*EXERCISE*: Quote the whole listing exactly. Leave the pictures out of your copy.

(Recorded data)
▬▬▬▬▬▬▬▬▬▬
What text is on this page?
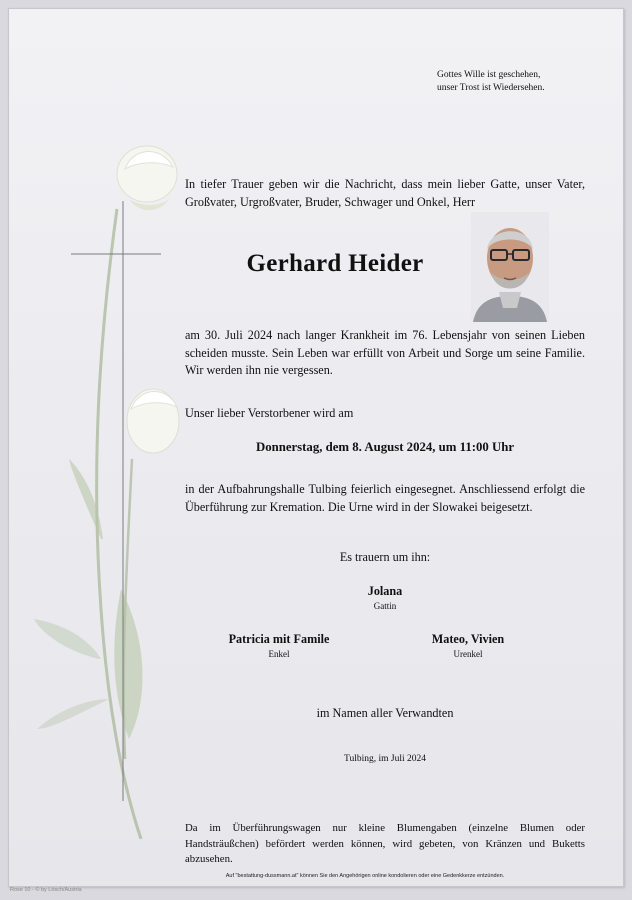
Gottes Wille ist geschehen,
unser Trost ist Wiedersehen.
In tiefer Trauer geben wir die Nachricht, dass mein lieber Gatte, unser Vater, Großvater, Urgroßvater, Bruder, Schwager und Onkel, Herr
Gerhard Heider
am 30. Juli 2024 nach langer Krankheit im 76. Lebensjahr von seinen Lieben scheiden musste. Sein Leben war erfüllt von Arbeit und Sorge um seine Familie. Wir werden ihn nie vergessen.
Unser lieber Verstorbener wird am
Donnerstag, dem 8. August 2024, um 11:00 Uhr
in der Aufbahrungshalle Tulbing feierlich eingesegnet. Anschliessend erfolgt die Überführung zur Kremation. Die Urne wird in der Slowakei beigesetzt.
Es trauern um ihn:
Jolana
Gattin
Patricia mit Famile
Enkel
Mateo, Vivien
Urenkel
im Namen aller Verwandten
Tulbing, im Juli 2024
Da im Überführungswagen nur kleine Blumengaben (einzelne Blumen oder Handsträußchen) befördert werden können, wird gebeten, von Kränzen und Buketts abzusehen.
Auf "bestattung-dussmann.at" können Sie den Angehörigen online kondolieren oder eine Gedenkkerze entzünden.
Rose 10 - © by Lösch/Austria
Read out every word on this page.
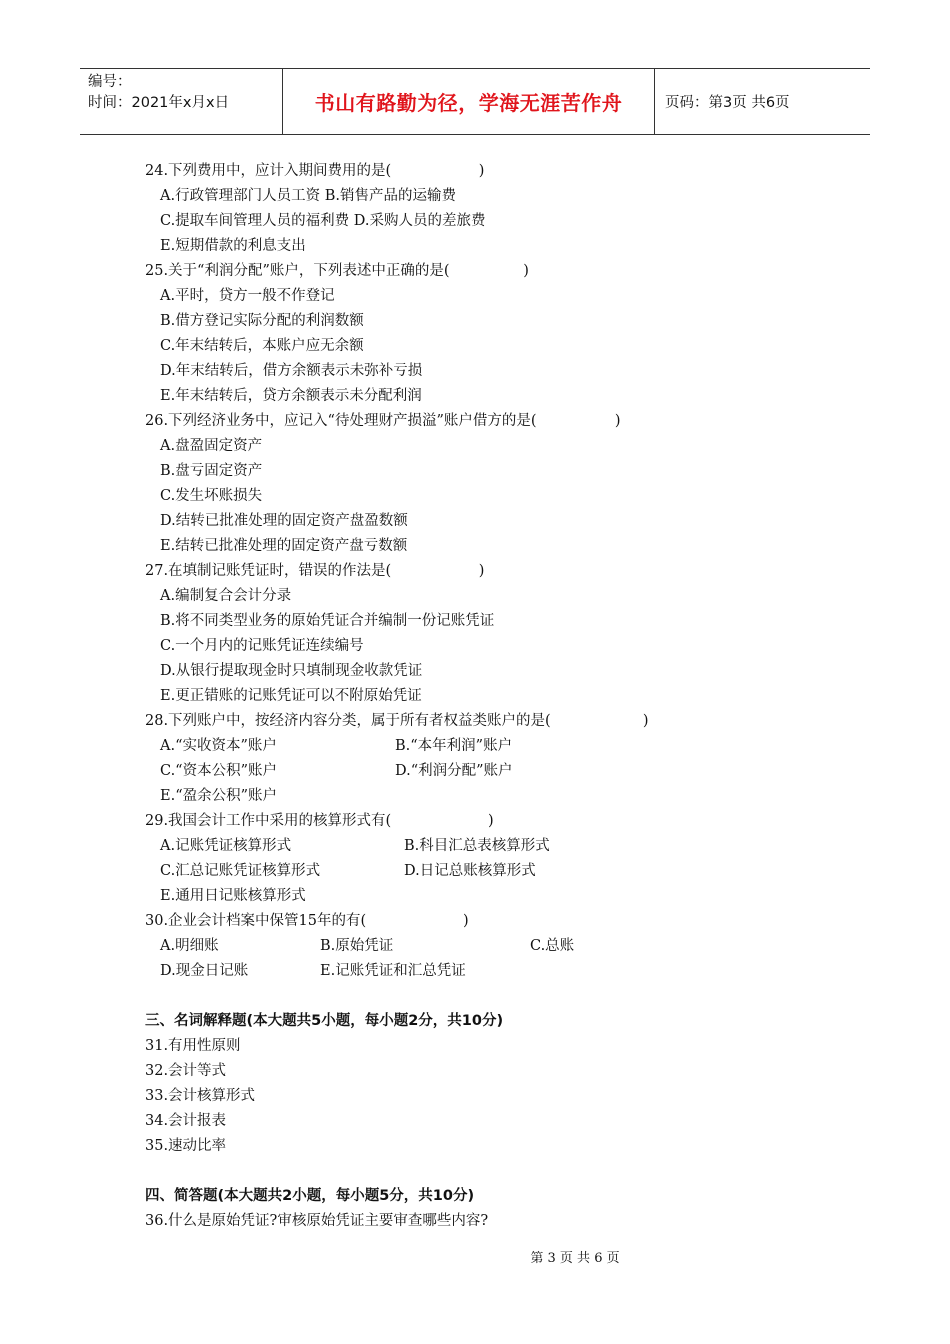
编号：
时间：2021年x月x日	书山有路勤为径，学海无涯苦作舟	页码：第3页 共6页
24.下列费用中，应计入期间费用的是(                   )
A.行政管理部门人员工资 B.销售产品的运输费
C.提取车间管理人员的福利费 D.采购人员的差旅费
E.短期借款的利息支出
25.关于“利润分配”账户，下列表述中正确的是(                )
A.平时，贷方一般不作登记
B.借方登记实际分配的利润数额
C.年末结转后，本账户应无余额
D.年末结转后，借方余额表示未弥补亏损
E.年末结转后，贷方余额表示未分配利润
26.下列经济业务中，应记入“待处理财产损溢”账户借方的是(                 )
A.盘盈固定资产
B.盘亏固定资产
C.发生坏账损失
D.结转已批准处理的固定资产盘盈数额
E.结转已批准处理的固定资产盘亏数额
27.在填制记账凭证时，错误的作法是(                   )
A.编制复合会计分录
B.将不同类型业务的原始凭证合并编制一份记账凭证
C.一个月内的记账凭证连续编号
D.从银行提取现金时只填制现金收款凭证
E.更正错账的记账凭证可以不附原始凭证
28.下列账户中，按经济内容分类，属于所有者权益类账户的是(                    )
A.“实收资本”账户	B.“本年利润”账户
C.“资本公积”账户	D.“利润分配”账户
E.“盈余公积”账户
29.我国会计工作中采用的核算形式有(                     )
A.记账凭证核算形式	B.科目汇总表核算形式
C.汇总记账凭证核算形式	D.日记总账核算形式
E.通用日记账核算形式
30.企业会计档案中保管15年的有(                     )
A.明细账	B.原始凭证	C.总账
D.现金日记账	E.记账凭证和汇总凭证
三、名词解释题(本大题共5小题，每小题2分，共10分)
31.有用性原则
32.会计等式
33.会计核算形式
34.会计报表
35.速动比率
四、简答题(本大题共2小题，每小题5分，共10分)
36.什么是原始凭证?审核原始凭证主要审查哪些内容?
第 3 页 共 6 页
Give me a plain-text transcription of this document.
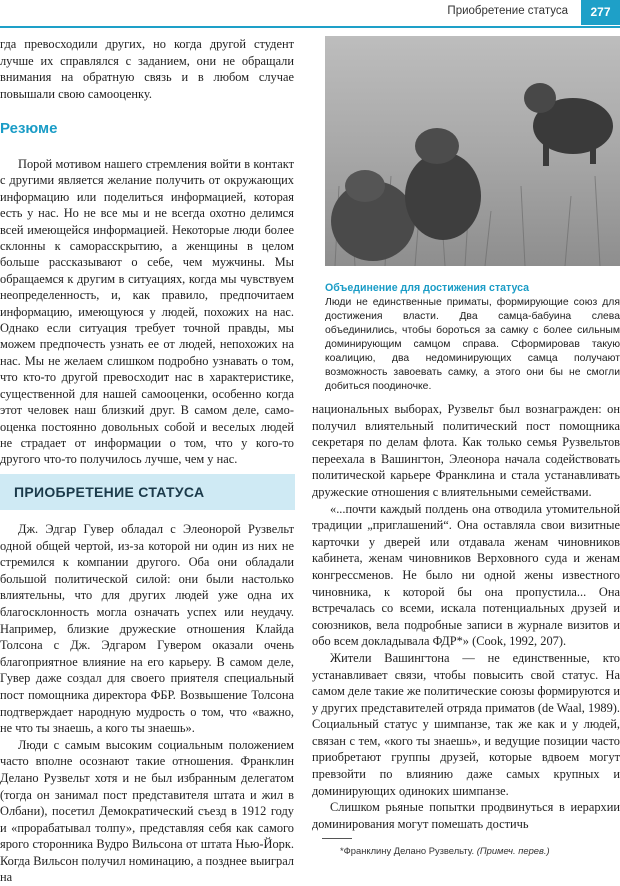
Приобретение статуса	277

гда превосходили других, но когда другой студент лучше их справлялся с заданием, они не обращали внимания на обратную связь и в любом случае повышали свою самооценку.

Резюме

Порой мотивом нашего стремления войти в контакт с другими является желание получить от окружающих информацию или поделиться информацией, которая есть у нас. Но не все мы и не всегда охотно делимся всей имеющейся информацией. Некоторые люди более склонны к саморасскрытию, а женщины в целом больше рассказывают о себе, чем мужчины. Мы обращаемся к другим в ситуациях, когда мы чувствуем неопределенность, и, как правило, предпочитаем информацию, имеющуюся у людей, похожих на нас. Однако если ситуация требует точной правды, мы можем предпочесть узнать ее от людей, непохожих на нас. Мы не желаем слишком подробно узнавать о том, что кто-то другой превосходит нас в характеристике, существенной для нашей самооценки, особенно когда этот человек наш близкий друг. В самом деле, самооценка постоянно довольных собой и веселых людей не страдает от информации о том, что у кого-то другого что-то получилось лучше, чем у нас.

ПРИОБРЕТЕНИЕ СТАТУСА

Дж. Эдгар Гувер обладал с Элеонорой Рузвельт одной общей чертой, из-за которой ни один из них не стремился к компании другого. Оба они обладали большой политической силой: они были настолько влиятельны, что для других людей уже одна их благосклонность могла означать успех или неудачу. Например, близкие дружеские отношения Клайда Толсона с Дж. Эдгаром Гувером оказали очень благоприятное влияние на его карьеру. В самом деле, Гувер даже создал для своего приятеля специальный пост помощника директора ФБР. Возвышение Толсона подтверждает народную мудрость о том, что «важно, не что ты знаешь, а кого ты знаешь».

Люди с самым высоким социальным положением часто вполне осознают такие отношения. Франклин Делано Рузвельт хотя и не был избранным делегатом (тогда он занимал пост представителя штата и жил в Олбани), посетил Демократический съезд в 1912 году и «прорабатывал толпу», представляя себя как самого ярого сторонника Вудро Вильсона от штата Нью-Йорк. Когда Вильсон получил номинацию, а позднее выиграл на

Объединение для достижения статуса
Люди не единственные приматы, формирующие союз для достижения власти. Два самца-бабуина слева объединились, чтобы бороться за самку с более сильным доминирующим самцом справа. Сформировав такую коалицию, два недоминирующих самца получают возможность завоевать самку, а этого они бы не смогли добиться поодиночке.

национальных выборах, Рузвельт был вознагражден: он получил влиятельный политический пост помощника секретаря по делам флота. Как только семья Рузвельтов переехала в Вашингтон, Элеонора начала содействовать политической карьере Франклина и стала устанавливать дружеские отношения с влиятельными семействами.

«...почти каждый полдень она отводила утомительной традиции „приглашений“. Она оставляла свои визитные карточки у дверей или отдавала женам чиновников кабинета, женам чиновников Верховного суда и женам конгрессменов. Не было ни одной жены известного чиновника, к которой бы она пропустила... Она встречалась со всеми, искала потенциальных друзей и союзников, вела подробные записи в журнале визитов и обо всем докладывала ФДР*» (Cook, 1992, 207).

Жители Вашингтона — не единственные, кто устанавливает связи, чтобы повысить свой статус. На самом деле такие же политические союзы формируются и у других представителей отряда приматов (de Waal, 1989). Социальный статус у шимпанзе, так же как и у людей, связан с тем, «кого ты знаешь», и ведущие позиции часто приобретают группы друзей, которые вдвоем могут превзойти по влиянию даже самых крупных и доминирующих одиноких шимпанзе.

Слишком рьяные попытки продвинуться в иерархии доминирования могут помешать достичь

*Франклину Делано Рузвельту. (Примеч. перев.)
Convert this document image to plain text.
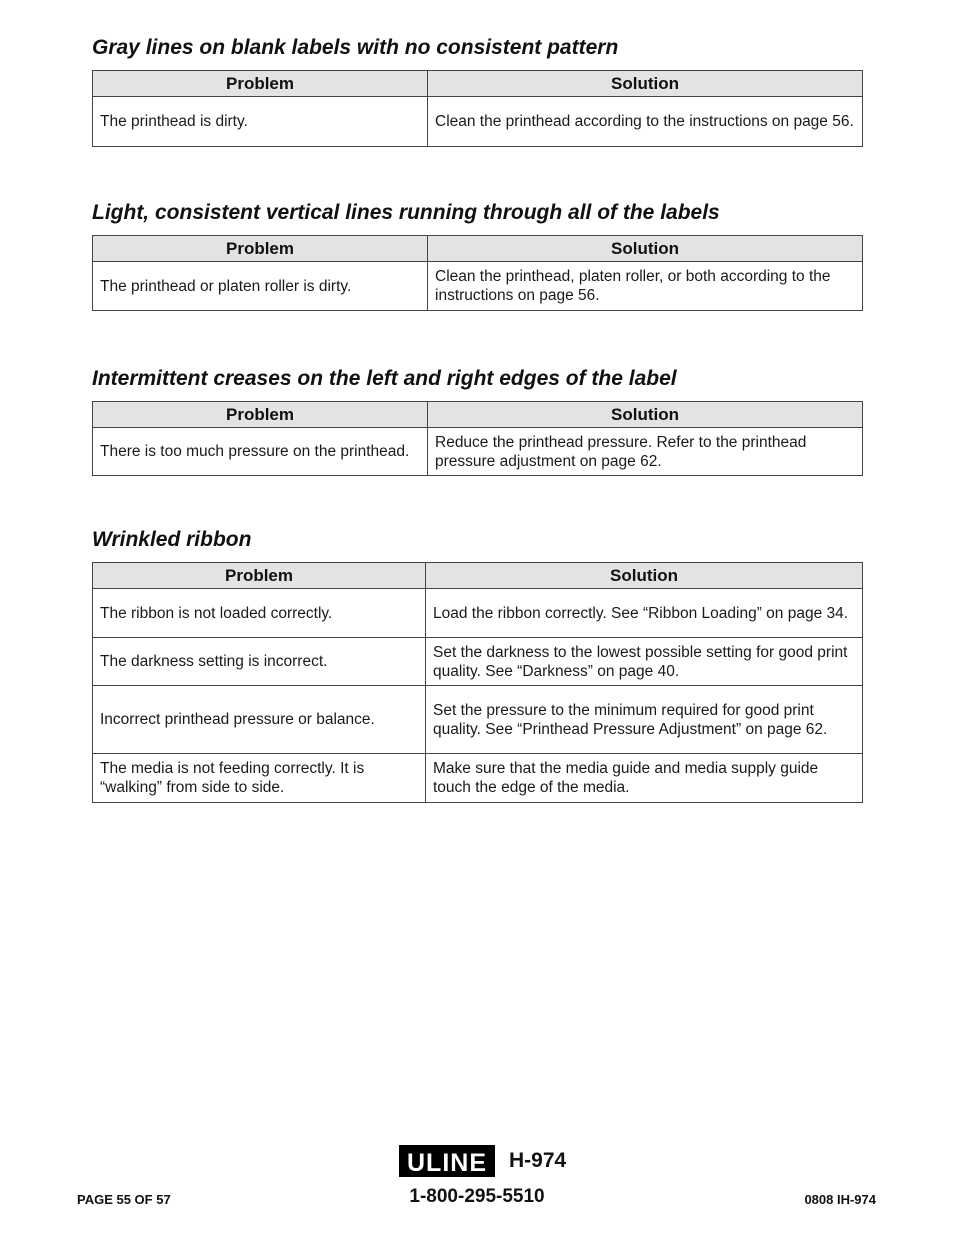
Gray lines on blank labels with no consistent pattern
Problem	Solution
The printhead is dirty.	Clean the printhead according to the instructions on page 56.
Light, consistent vertical lines running through all of the labels
Problem	Solution
The printhead or platen roller is dirty.	Clean the printhead, platen roller, or both according to the instructions on page 56.
Intermittent creases on the left and right edges of the label
Problem	Solution
There is too much pressure on the printhead.	Reduce the printhead pressure. Refer to the printhead pressure adjustment on page 62.
Wrinkled ribbon
Problem	Solution
The ribbon is not loaded correctly.	Load the ribbon correctly. See “Ribbon Loading” on page 34.
The darkness setting is incorrect.	Set the darkness to the lowest possible setting for good print quality. See “Darkness” on page 40.
Incorrect printhead pressure or balance.	Set the pressure to the minimum required for good print quality. See “Printhead Pressure Adjustment” on page 62.
The media is not feeding correctly. It is “walking” from side to side.	Make sure that the media guide and media supply guide touch the edge of the media.
ULINE	H-974
1-800-295-5510
PAGE 55 OF 57	0808 IH-974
▬▬▬▬▬▬▬▬▬▬
*FULL ANSWER*:
What text is on this page?
Gottes Wille ist geschehen,
unser Trost ist Wiedersehen.
In tiefer Trauer geben wir die Nachricht, dass mein lieber Gatte, unser Vater, Großvater, Urgroßvater, Bruder, Schwager und Onkel, Herr
Gerhard Heider
am 30. Juli 2024 nach langer Krankheit im 76. Lebensjahr von seinen Lieben scheiden musste. Sein Leben war erfüllt von Arbeit und Sorge um seine Familie. Wir werden ihn nie vergessen.
Unser lieber Verstorbener wird am
Donnerstag, dem 8. August 2024, um 11:00 Uhr
in der Aufbahrungshalle Tulbing feierlich eingesegnet. Anschliessend erfolgt die Überführung zur Kremation. Die Urne wird in der Slowakei beigesetzt.
Es trauern um ihn:
Jolana
Gattin
Patricia mit Famile
Enkel
Mateo, Vivien
Urenkel
im Namen aller Verwandten
Tulbing, im Juli 2024
Da im Überführungswagen nur kleine Blumengaben (einzelne Blumen oder Handsträußchen) befördert werden können, wird gebeten, von Kränzen und Buketts abzusehen.
Auf "bestattung-dussmann.at" können Sie den Angehörigen online kondolieren oder eine Gedenkkerze entzünden.
Rose 10 - © by Lösch/Austria
Read out every word on this page.
编号：
时间：2021年x月x日	书山有路勤为径，学海无涯苦作舟	页码：第3页 共6页
24.下列费用中，应计入期间费用的是(                   )
A.行政管理部门人员工资 B.销售产品的运输费
C.提取车间管理人员的福利费 D.采购人员的差旅费
E.短期借款的利息支出
25.关于“利润分配”账户，下列表述中正确的是(                )
A.平时，贷方一般不作登记
B.借方登记实际分配的利润数额
C.年末结转后，本账户应无余额
D.年末结转后，借方余额表示未弥补亏损
E.年末结转后，贷方余额表示未分配利润
26.下列经济业务中，应记入“待处理财产损溢”账户借方的是(                 )
A.盘盈固定资产
B.盘亏固定资产
C.发生坏账损失
D.结转已批准处理的固定资产盘盈数额
E.结转已批准处理的固定资产盘亏数额
27.在填制记账凭证时，错误的作法是(                   )
A.编制复合会计分录
B.将不同类型业务的原始凭证合并编制一份记账凭证
C.一个月内的记账凭证连续编号
D.从银行提取现金时只填制现金收款凭证
E.更正错账的记账凭证可以不附原始凭证
28.下列账户中，按经济内容分类，属于所有者权益类账户的是(                    )
A.“实收资本”账户	B.“本年利润”账户
C.“资本公积”账户	D.“利润分配”账户
E.“盈余公积”账户
29.我国会计工作中采用的核算形式有(                     )
A.记账凭证核算形式	B.科目汇总表核算形式
C.汇总记账凭证核算形式	D.日记总账核算形式
E.通用日记账核算形式
30.企业会计档案中保管15年的有(                     )
A.明细账	B.原始凭证	C.总账
D.现金日记账	E.记账凭证和汇总凭证
三、名词解释题(本大题共5小题，每小题2分，共10分)
31.有用性原则
32.会计等式
33.会计核算形式
34.会计报表
35.速动比率
四、简答题(本大题共2小题，每小题5分，共10分)
36.什么是原始凭证?审核原始凭证主要审查哪些内容?
第 3 页 共 6 页
Give me a plain-text transcription of this document.
Приобретение статуса	277

гда превосходили других, но когда другой студент лучше их справлялся с заданием, они не обращали внимания на обратную связь и в любом случае повышали свою самооценку.

Резюме

Порой мотивом нашего стремления войти в контакт с другими является желание получить от окружающих информацию или поделиться информацией, которая есть у нас. Но не все мы и не всегда охотно делимся всей имеющейся информацией. Некоторые люди более склонны к саморасскрытию, а женщины в целом больше рассказывают о себе, чем мужчины. Мы обращаемся к другим в ситуациях, когда мы чувствуем неопределенность, и, как правило, предпочитаем информацию, имеющуюся у людей, похожих на нас. Однако если ситуация требует точной правды, мы можем предпочесть узнать ее от людей, непохожих на нас. Мы не желаем слишком подробно узнавать о том, что кто-то другой превосходит нас в характеристике, существенной для нашей самооценки, особенно когда этот человек наш близкий друг. В самом деле, самооценка постоянно довольных собой и веселых людей не страдает от информации о том, что у кого-то другого что-то получилось лучше, чем у нас.

ПРИОБРЕТЕНИЕ СТАТУСА

Дж. Эдгар Гувер обладал с Элеонорой Рузвельт одной общей чертой, из-за которой ни один из них не стремился к компании другого. Оба они обладали большой политической силой: они были настолько влиятельны, что для других людей уже одна их благосклонность могла означать успех или неудачу. Например, близкие дружеские отношения Клайда Толсона с Дж. Эдгаром Гувером оказали очень благоприятное влияние на его карьеру. В самом деле, Гувер даже создал для своего приятеля специальный пост помощника директора ФБР. Возвышение Толсона подтверждает народную мудрость о том, что «важно, не что ты знаешь, а кого ты знаешь».

Люди с самым высоким социальным положением часто вполне осознают такие отношения. Франклин Делано Рузвельт хотя и не был избранным делегатом (тогда он занимал пост представителя штата и жил в Олбани), посетил Демократический съезд в 1912 году и «прорабатывал толпу», представляя себя как самого ярого сторонника Вудро Вильсона от штата Нью-Йорк. Когда Вильсон получил номинацию, а позднее выиграл на

Объединение для достижения статуса
Люди не единственные приматы, формирующие союз для достижения власти. Два самца-бабуина слева объединились, чтобы бороться за самку с более сильным доминирующим самцом справа. Сформировав такую коалицию, два недоминирующих самца получают возможность завоевать самку, а этого они бы не смогли добиться поодиночке.

национальных выборах, Рузвельт был вознагражден: он получил влиятельный политический пост помощника секретаря по делам флота. Как только семья Рузвельтов переехала в Вашингтон, Элеонора начала содействовать политической карьере Франклина и стала устанавливать дружеские отношения с влиятельными семействами.

«...почти каждый полдень она отводила утомительной традиции „приглашений“. Она оставляла свои визитные карточки у дверей или отдавала женам чиновников кабинета, женам чиновников Верховного суда и женам конгрессменов. Не было ни одной жены известного чиновника, к которой бы она пропустила... Она встречалась со всеми, искала потенциальных друзей и союзников, вела подробные записи в журнале визитов и обо всем докладывала ФДР*» (Cook, 1992, 207).

Жители Вашингтона — не единственные, кто устанавливает связи, чтобы повысить свой статус. На самом деле такие же политические союзы формируются и у других представителей отряда приматов (de Waal, 1989). Социальный статус у шимпанзе, так же как и у людей, связан с тем, «кого ты знаешь», и ведущие позиции часто приобретают группы друзей, которые вдвоем могут превзойти по влиянию даже самых крупных и доминирующих одиноких шимпанзе.

Слишком рьяные попытки продвинуться в иерархии доминирования могут помешать достичь

*Франклину Делано Рузвельту. (Примеч. перев.)
Convert this document image to plain text.
Gray lines on blank labels with no consistent pattern
Problem	Solution
The printhead is dirty.	Clean the printhead according to the instructions on page 56.
Light, consistent vertical lines running through all of the labels
Problem	Solution
The printhead or platen roller is dirty.	Clean the printhead, platen roller, or both according to the instructions on page 56.
Intermittent creases on the left and right edges of the label
Problem	Solution
There is too much pressure on the printhead.	Reduce the printhead pressure. Refer to the printhead pressure adjustment on page 62.
Wrinkled ribbon
Problem	Solution
The ribbon is not loaded correctly.	Load the ribbon correctly. See “Ribbon Loading” on page 34.
The darkness setting is incorrect.	Set the darkness to the lowest possible setting for good print quality. See “Darkness” on page 40.
Incorrect printhead pressure or balance.	Set the pressure to the minimum required for good print quality. See “Printhead Pressure Adjustment” on page 62.
The media is not feeding correctly. It is “walking” from side to side.	Make sure that the media guide and media supply guide touch the edge of the media.
ULINE	H-974
1-800-295-5510
PAGE 55 OF 57	0808 IH-974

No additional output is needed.